» AIM:
Below is a block of records; reproduce all of them exactly and leave out any pictures.

» RECORDS:
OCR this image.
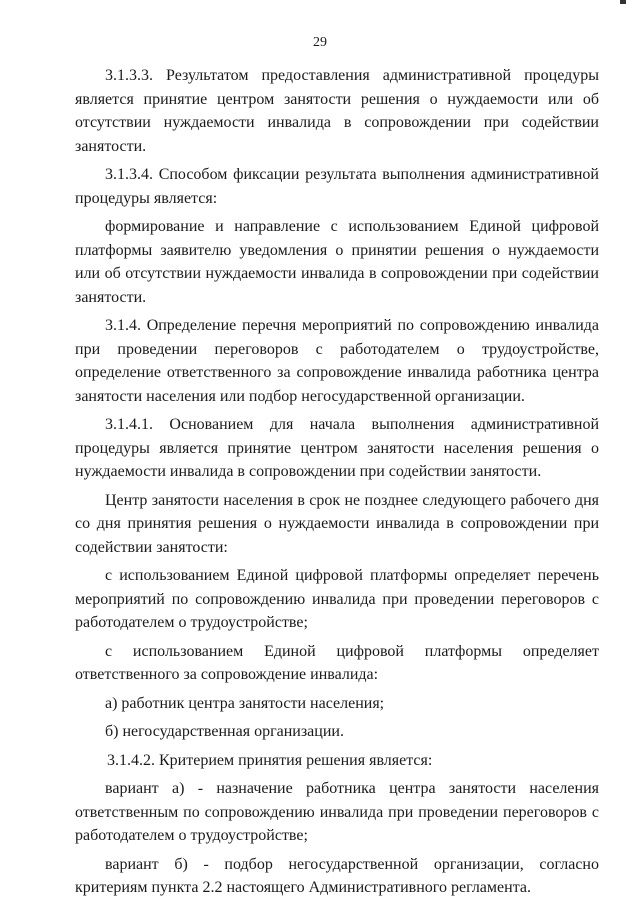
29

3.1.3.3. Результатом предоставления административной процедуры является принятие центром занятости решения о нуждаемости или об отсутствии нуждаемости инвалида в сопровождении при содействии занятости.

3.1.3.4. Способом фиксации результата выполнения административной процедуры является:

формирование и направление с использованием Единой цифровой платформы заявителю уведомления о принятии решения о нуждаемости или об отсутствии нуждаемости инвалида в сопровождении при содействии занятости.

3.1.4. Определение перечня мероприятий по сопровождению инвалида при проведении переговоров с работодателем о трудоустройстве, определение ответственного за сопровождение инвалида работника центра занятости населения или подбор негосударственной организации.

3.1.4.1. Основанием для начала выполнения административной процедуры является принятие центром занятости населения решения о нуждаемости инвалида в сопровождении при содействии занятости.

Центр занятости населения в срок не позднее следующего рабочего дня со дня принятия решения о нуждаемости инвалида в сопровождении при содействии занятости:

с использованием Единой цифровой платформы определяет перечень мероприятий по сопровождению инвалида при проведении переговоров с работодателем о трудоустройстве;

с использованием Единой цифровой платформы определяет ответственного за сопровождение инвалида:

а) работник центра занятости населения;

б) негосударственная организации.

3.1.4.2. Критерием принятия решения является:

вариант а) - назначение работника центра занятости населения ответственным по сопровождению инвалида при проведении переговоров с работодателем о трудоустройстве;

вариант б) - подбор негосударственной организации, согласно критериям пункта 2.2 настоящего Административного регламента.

» EXERCISE SOLUTION:
OCR this image.
29

3.1.3.3. Результатом предоставления административной процедуры является принятие центром занятости решения о нуждаемости или об отсутствии нуждаемости инвалида в сопровождении при содействии занятости.

3.1.3.4. Способом фиксации результата выполнения административной процедуры является:

формирование и направление с использованием Единой цифровой платформы заявителю уведомления о принятии решения о нуждаемости или об отсутствии нуждаемости инвалида в сопровождении при содействии занятости.

3.1.4. Определение перечня мероприятий по сопровождению инвалида при проведении переговоров с работодателем о трудоустройстве, определение ответственного за сопровождение инвалида работника центра занятости населения или подбор негосударственной организации.

3.1.4.1. Основанием для начала выполнения административной процедуры является принятие центром занятости населения решения о нуждаемости инвалида в сопровождении при содействии занятости.

Центр занятости населения в срок не позднее следующего рабочего дня со дня принятия решения о нуждаемости инвалида в сопровождении при содействии занятости:

с использованием Единой цифровой платформы определяет перечень мероприятий по сопровождению инвалида при проведении переговоров с работодателем о трудоустройстве;

с использованием Единой цифровой платформы определяет ответственного за сопровождение инвалида:

а) работник центра занятости населения;

б) негосударственная организации.

3.1.4.2. Критерием принятия решения является:

вариант а) - назначение работника центра занятости населения ответственным по сопровождению инвалида при проведении переговоров с работодателем о трудоустройстве;

вариант б) - подбор негосударственной организации, согласно критериям пункта 2.2 настоящего Административного регламента.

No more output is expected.